INFORMATION SUPPLIED
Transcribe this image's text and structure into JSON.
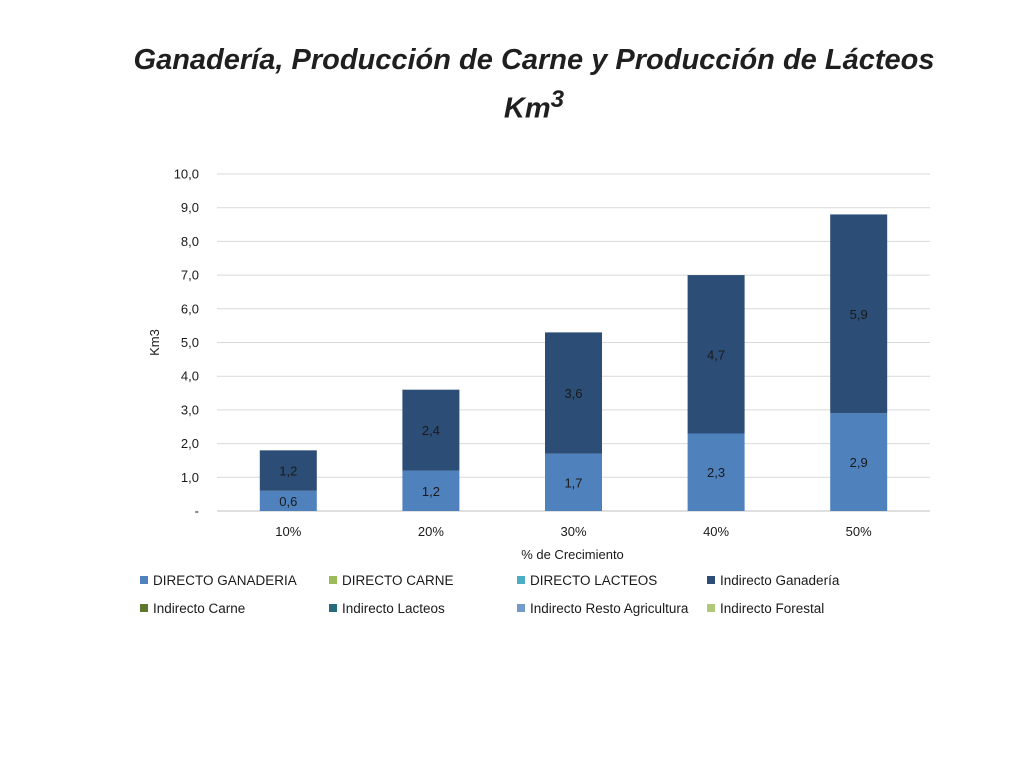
{
  "title": {
    "line1": "Ganadería, Producción de Carne y Producción de Lácteos",
    "line2_base": "Km",
    "line2_sup": "3"
  },
  "chart_data": {
    "type": "bar",
    "stacked": true,
    "categories": [
      "10%",
      "20%",
      "30%",
      "40%",
      "50%"
    ],
    "series": [
      {
        "name": "DIRECTO GANADERIA",
        "color": "#4f81bd",
        "values": [
          0.6,
          1.2,
          1.7,
          2.3,
          2.9
        ],
        "labels": [
          "0,6",
          "1,2",
          "1,7",
          "2,3",
          "2,9"
        ]
      },
      {
        "name": "DIRECTO CARNE",
        "color": "#9bbb59",
        "values": [
          0,
          0,
          0,
          0,
          0
        ],
        "labels": []
      },
      {
        "name": "DIRECTO LACTEOS",
        "color": "#4bacc6",
        "values": [
          0,
          0,
          0,
          0,
          0
        ],
        "labels": []
      },
      {
        "name": "Indirecto Ganadería",
        "color": "#2c4d75",
        "values": [
          1.2,
          2.4,
          3.6,
          4.7,
          5.9
        ],
        "labels": [
          "1,2",
          "2,4",
          "3,6",
          "4,7",
          "5,9"
        ]
      },
      {
        "name": "Indirecto Carne",
        "color": "#5f7530",
        "values": [
          0,
          0,
          0,
          0,
          0
        ],
        "labels": []
      },
      {
        "name": "Indirecto Lacteos",
        "color": "#276a7c",
        "values": [
          0,
          0,
          0,
          0,
          0
        ],
        "labels": []
      },
      {
        "name": "Indirecto Resto Agricultura",
        "color": "#729aca",
        "values": [
          0,
          0,
          0,
          0,
          0
        ],
        "labels": []
      },
      {
        "name": "Indirecto Forestal",
        "color": "#afc97a",
        "values": [
          0,
          0,
          0,
          0,
          0
        ],
        "labels": []
      }
    ],
    "xlabel": "% de Crecimiento",
    "ylabel": "Km3",
    "ylim": [
      0,
      10
    ],
    "yticks": [
      "-",
      "1,0",
      "2,0",
      "3,0",
      "4,0",
      "5,0",
      "6,0",
      "7,0",
      "8,0",
      "9,0",
      "10,0"
    ],
    "grid": true,
    "legend": "bottom"
  }
}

EXERCISE
Lines containing the word "Ganadería" are to be counted in the listing; state their number alone.

FULL RESPONSE
2